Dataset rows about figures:
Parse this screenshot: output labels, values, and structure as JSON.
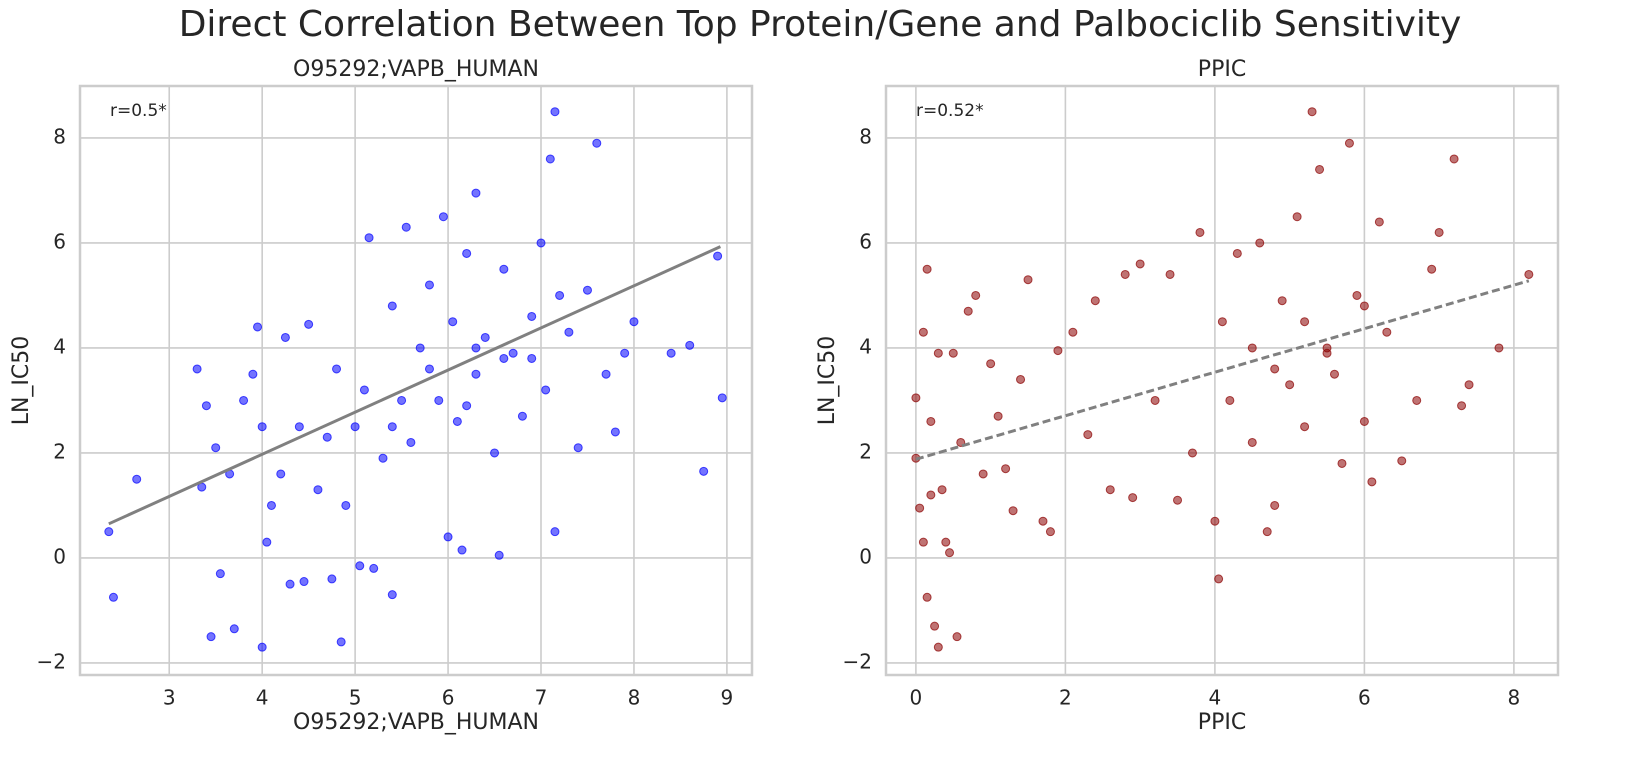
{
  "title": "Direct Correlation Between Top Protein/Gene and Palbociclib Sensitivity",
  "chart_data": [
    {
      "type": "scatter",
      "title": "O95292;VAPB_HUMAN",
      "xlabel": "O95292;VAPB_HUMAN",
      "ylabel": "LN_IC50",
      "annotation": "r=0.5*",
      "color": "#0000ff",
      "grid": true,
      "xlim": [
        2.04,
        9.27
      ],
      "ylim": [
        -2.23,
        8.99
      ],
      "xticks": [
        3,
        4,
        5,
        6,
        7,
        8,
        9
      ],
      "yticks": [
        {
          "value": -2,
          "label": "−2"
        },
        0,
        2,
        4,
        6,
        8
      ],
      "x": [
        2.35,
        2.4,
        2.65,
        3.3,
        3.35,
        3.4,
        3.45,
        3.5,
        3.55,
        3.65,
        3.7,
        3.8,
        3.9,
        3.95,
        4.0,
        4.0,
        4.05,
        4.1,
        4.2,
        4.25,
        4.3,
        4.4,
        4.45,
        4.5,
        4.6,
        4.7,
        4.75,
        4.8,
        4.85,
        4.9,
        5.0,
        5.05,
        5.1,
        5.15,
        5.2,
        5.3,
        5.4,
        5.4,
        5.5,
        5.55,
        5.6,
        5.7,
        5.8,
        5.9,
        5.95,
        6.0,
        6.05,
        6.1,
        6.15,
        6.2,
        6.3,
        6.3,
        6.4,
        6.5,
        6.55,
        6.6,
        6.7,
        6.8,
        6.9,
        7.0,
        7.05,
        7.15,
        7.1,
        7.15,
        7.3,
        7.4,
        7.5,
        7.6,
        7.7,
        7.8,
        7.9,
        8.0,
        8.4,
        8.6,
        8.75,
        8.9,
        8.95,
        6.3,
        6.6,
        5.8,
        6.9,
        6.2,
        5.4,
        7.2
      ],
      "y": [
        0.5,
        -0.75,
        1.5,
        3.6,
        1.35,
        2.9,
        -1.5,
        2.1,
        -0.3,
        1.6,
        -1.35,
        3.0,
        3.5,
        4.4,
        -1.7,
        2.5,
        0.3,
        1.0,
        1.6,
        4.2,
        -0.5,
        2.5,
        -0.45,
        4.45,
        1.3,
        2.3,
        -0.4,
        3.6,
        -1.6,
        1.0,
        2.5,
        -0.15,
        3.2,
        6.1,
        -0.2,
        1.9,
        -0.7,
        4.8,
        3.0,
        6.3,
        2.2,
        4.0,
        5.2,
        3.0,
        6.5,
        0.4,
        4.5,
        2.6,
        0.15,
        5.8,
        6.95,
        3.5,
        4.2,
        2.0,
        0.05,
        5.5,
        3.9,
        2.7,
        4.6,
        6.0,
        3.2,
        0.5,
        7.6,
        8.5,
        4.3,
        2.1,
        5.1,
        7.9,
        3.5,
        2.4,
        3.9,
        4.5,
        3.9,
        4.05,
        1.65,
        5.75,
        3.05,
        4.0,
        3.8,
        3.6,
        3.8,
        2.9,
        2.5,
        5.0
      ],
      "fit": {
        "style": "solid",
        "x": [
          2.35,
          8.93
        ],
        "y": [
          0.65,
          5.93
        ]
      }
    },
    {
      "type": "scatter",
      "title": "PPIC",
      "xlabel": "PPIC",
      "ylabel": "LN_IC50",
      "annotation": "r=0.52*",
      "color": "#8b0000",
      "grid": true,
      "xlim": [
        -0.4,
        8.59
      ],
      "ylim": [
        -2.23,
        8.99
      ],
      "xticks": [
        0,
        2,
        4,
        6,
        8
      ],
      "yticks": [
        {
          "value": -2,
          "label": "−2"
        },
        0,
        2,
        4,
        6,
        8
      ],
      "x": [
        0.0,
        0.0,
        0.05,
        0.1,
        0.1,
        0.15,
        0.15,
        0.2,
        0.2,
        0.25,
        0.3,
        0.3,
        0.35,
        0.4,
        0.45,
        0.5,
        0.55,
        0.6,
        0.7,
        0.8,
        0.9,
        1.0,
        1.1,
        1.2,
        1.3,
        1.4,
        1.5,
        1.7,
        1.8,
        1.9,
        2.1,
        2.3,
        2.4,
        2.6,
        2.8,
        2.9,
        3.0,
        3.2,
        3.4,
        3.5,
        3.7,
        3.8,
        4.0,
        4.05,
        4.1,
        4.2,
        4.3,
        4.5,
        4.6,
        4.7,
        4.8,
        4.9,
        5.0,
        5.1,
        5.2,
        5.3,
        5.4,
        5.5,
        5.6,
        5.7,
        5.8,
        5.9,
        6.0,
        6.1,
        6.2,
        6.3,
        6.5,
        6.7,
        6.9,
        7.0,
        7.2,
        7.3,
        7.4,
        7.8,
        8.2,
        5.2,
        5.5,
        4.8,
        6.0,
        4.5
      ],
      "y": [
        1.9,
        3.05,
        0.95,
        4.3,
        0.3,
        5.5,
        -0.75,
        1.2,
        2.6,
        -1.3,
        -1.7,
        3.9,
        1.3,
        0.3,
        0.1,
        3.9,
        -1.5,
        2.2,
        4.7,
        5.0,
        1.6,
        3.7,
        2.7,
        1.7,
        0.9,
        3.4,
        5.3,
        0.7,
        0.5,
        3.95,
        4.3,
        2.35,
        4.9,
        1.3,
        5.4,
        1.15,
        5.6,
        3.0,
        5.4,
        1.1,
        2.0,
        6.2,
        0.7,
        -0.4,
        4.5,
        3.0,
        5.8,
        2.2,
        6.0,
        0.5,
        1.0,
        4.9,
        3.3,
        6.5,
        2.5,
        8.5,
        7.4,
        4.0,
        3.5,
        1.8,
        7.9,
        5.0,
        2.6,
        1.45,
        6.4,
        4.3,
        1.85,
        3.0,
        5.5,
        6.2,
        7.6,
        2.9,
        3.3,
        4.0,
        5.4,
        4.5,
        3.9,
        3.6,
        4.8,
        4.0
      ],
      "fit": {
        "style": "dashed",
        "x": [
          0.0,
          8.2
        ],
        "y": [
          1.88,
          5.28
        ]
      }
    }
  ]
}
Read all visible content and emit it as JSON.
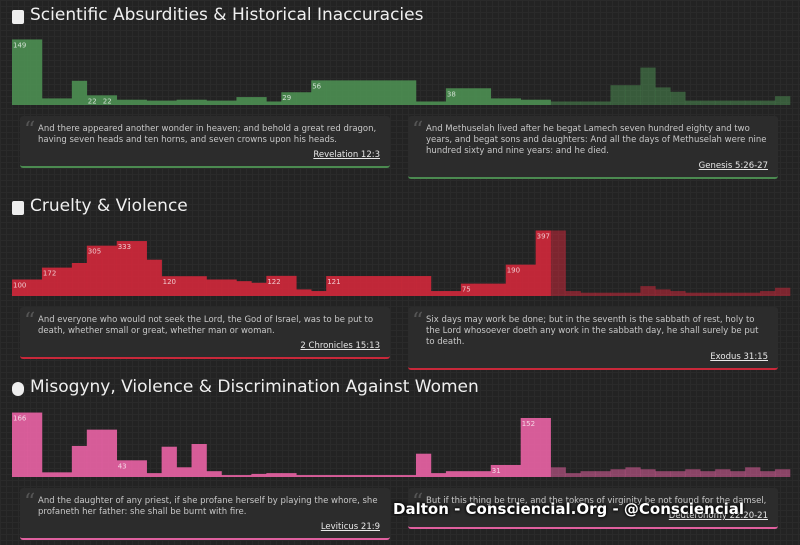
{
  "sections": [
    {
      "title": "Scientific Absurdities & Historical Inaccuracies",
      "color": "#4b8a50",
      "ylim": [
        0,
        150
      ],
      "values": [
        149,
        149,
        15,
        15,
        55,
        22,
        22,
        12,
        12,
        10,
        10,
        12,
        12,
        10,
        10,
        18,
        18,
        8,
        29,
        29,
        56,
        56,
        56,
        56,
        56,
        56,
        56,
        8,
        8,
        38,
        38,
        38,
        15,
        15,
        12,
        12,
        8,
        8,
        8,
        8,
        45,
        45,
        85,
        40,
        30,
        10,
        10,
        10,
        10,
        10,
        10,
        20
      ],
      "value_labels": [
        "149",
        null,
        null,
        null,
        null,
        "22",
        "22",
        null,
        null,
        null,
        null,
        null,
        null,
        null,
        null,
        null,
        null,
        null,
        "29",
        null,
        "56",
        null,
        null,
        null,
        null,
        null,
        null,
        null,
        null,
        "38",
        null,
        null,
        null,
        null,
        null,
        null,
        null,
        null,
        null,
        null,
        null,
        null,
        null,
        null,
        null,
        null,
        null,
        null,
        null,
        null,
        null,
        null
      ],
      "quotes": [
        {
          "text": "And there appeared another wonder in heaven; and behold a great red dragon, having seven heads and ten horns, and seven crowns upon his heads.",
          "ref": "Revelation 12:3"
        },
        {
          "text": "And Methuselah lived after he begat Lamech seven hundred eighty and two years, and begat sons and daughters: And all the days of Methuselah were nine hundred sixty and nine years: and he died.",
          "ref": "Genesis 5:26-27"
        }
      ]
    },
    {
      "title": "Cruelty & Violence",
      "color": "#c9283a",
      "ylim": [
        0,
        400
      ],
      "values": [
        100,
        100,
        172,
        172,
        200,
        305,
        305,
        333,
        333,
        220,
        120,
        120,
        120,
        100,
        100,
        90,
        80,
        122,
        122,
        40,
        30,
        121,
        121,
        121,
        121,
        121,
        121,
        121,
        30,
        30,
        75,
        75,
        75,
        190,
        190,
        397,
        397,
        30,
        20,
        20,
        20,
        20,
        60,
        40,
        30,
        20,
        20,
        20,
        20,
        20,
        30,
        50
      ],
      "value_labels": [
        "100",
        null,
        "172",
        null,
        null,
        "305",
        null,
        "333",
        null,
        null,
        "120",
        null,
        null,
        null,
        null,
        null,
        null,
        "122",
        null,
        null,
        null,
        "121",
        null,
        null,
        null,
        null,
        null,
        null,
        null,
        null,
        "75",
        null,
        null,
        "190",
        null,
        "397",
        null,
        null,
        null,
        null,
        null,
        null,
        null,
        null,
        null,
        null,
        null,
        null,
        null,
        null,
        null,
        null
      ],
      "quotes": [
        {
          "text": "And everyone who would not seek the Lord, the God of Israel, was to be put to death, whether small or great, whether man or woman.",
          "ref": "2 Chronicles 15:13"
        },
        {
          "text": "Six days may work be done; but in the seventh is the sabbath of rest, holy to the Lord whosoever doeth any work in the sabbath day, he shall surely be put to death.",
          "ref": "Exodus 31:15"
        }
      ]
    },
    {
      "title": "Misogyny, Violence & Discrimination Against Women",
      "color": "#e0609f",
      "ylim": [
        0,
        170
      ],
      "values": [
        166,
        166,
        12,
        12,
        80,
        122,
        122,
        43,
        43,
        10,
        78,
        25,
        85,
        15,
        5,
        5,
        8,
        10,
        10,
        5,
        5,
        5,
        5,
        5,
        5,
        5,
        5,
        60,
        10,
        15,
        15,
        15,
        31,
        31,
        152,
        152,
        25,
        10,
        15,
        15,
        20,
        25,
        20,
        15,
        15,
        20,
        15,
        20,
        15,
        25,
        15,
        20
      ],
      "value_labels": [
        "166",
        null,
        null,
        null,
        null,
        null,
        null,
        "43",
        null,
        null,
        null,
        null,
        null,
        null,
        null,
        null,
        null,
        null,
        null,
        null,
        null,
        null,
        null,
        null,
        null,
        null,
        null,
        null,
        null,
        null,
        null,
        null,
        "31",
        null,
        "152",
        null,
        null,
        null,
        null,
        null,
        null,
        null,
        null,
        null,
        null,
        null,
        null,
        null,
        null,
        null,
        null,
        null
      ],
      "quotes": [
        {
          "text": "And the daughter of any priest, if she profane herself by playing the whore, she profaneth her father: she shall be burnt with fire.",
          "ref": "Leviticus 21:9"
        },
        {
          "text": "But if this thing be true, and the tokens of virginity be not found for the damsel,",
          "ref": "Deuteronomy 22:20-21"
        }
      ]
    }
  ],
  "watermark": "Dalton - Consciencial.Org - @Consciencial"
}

» Assignment:
Return each line of the data where the word "great" appears.

» Written solution:
          "text": "And there appeared another wonder in heaven; and behold a great red dragon, having seven heads and ten horns, and seven crowns upon his heads.",
          "text": "And everyone who would not seek the Lord, the God of Israel, was to be put to death, whether small or great, whether man or woman.",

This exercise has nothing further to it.